# Set problem:
A faithful transcription of all the data is required.
--- Begin ---
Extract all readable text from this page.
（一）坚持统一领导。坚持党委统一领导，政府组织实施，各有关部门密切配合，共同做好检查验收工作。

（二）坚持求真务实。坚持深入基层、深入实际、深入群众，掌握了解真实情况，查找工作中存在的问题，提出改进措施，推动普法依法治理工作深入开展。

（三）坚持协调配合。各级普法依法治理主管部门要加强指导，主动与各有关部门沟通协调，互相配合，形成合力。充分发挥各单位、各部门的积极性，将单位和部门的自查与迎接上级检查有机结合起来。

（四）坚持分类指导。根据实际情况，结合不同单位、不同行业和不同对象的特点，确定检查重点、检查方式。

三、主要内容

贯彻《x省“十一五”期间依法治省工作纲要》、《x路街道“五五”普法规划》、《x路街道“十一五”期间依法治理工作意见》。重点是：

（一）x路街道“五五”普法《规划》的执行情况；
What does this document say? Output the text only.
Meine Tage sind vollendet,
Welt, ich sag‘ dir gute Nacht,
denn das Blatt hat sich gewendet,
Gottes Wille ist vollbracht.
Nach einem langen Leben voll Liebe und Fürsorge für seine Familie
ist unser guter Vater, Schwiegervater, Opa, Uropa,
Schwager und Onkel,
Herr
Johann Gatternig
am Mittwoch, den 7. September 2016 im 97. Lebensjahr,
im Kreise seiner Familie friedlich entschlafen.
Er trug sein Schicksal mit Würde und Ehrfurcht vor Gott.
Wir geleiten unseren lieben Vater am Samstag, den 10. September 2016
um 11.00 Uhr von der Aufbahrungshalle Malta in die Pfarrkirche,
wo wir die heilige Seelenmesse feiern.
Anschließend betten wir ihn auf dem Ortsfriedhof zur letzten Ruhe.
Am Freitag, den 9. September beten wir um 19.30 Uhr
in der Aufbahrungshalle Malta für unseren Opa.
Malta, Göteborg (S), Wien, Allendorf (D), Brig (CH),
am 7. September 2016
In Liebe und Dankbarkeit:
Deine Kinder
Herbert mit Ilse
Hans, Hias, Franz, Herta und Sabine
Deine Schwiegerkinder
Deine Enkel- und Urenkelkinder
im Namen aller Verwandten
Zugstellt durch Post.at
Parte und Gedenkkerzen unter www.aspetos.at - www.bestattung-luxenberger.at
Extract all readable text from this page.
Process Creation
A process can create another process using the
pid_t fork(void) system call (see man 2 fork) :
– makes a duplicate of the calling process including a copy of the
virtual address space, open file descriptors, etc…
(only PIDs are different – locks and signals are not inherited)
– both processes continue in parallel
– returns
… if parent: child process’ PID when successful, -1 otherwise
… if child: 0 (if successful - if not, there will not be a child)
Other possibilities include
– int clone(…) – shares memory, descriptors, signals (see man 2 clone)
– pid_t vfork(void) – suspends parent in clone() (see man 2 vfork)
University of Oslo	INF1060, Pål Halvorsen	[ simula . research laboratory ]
--- End ---
# Written response:
Extract all readable text from this page.
（一）坚持统一领导。坚持党委统一领导，政府组织实施，各有关部门密切配合，共同做好检查验收工作。

（二）坚持求真务实。坚持深入基层、深入实际、深入群众，掌握了解真实情况，查找工作中存在的问题，提出改进措施，推动普法依法治理工作深入开展。

（三）坚持协调配合。各级普法依法治理主管部门要加强指导，主动与各有关部门沟通协调，互相配合，形成合力。充分发挥各单位、各部门的积极性，将单位和部门的自查与迎接上级检查有机结合起来。

（四）坚持分类指导。根据实际情况，结合不同单位、不同行业和不同对象的特点，确定检查重点、检查方式。

三、主要内容

贯彻《x省“十一五”期间依法治省工作纲要》、《x路街道“五五”普法规划》、《x路街道“十一五”期间依法治理工作意见》。重点是：

（一）x路街道“五五”普法《规划》的执行情况；
What does this document say? Output the text only.
Meine Tage sind vollendet,
Welt, ich sag‘ dir gute Nacht,
denn das Blatt hat sich gewendet,
Gottes Wille ist vollbracht.
Nach einem langen Leben voll Liebe und Fürsorge für seine Familie
ist unser guter Vater, Schwiegervater, Opa, Uropa,
Schwager und Onkel,
Herr
Johann Gatternig
am Mittwoch, den 7. September 2016 im 97. Lebensjahr,
im Kreise seiner Familie friedlich entschlafen.
Er trug sein Schicksal mit Würde und Ehrfurcht vor Gott.
Wir geleiten unseren lieben Vater am Samstag, den 10. September 2016
um 11.00 Uhr von der Aufbahrungshalle Malta in die Pfarrkirche,
wo wir die heilige Seelenmesse feiern.
Anschließend betten wir ihn auf dem Ortsfriedhof zur letzten Ruhe.
Am Freitag, den 9. September beten wir um 19.30 Uhr
in der Aufbahrungshalle Malta für unseren Opa.
Malta, Göteborg (S), Wien, Allendorf (D), Brig (CH),
am 7. September 2016
In Liebe und Dankbarkeit:
Deine Kinder
Herbert mit Ilse
Hans, Hias, Franz, Herta und Sabine
Deine Schwiegerkinder
Deine Enkel- und Urenkelkinder
im Namen aller Verwandten
Zugstellt durch Post.at
Parte und Gedenkkerzen unter www.aspetos.at - www.bestattung-luxenberger.at
Extract all readable text from this page.
Process Creation
A process can create another process using the
pid_t fork(void) system call (see man 2 fork) :
– makes a duplicate of the calling process including a copy of the
virtual address space, open file descriptors, etc…
(only PIDs are different – locks and signals are not inherited)
– both processes continue in parallel
– returns
… if parent: child process’ PID when successful, -1 otherwise
… if child: 0 (if successful - if not, there will not be a child)
Other possibilities include
– int clone(…) – shares memory, descriptors, signals (see man 2 clone)
– pid_t vfork(void) – suspends parent in clone() (see man 2 vfork)
University of Oslo	INF1060, Pål Halvorsen	[ simula . research laboratory ]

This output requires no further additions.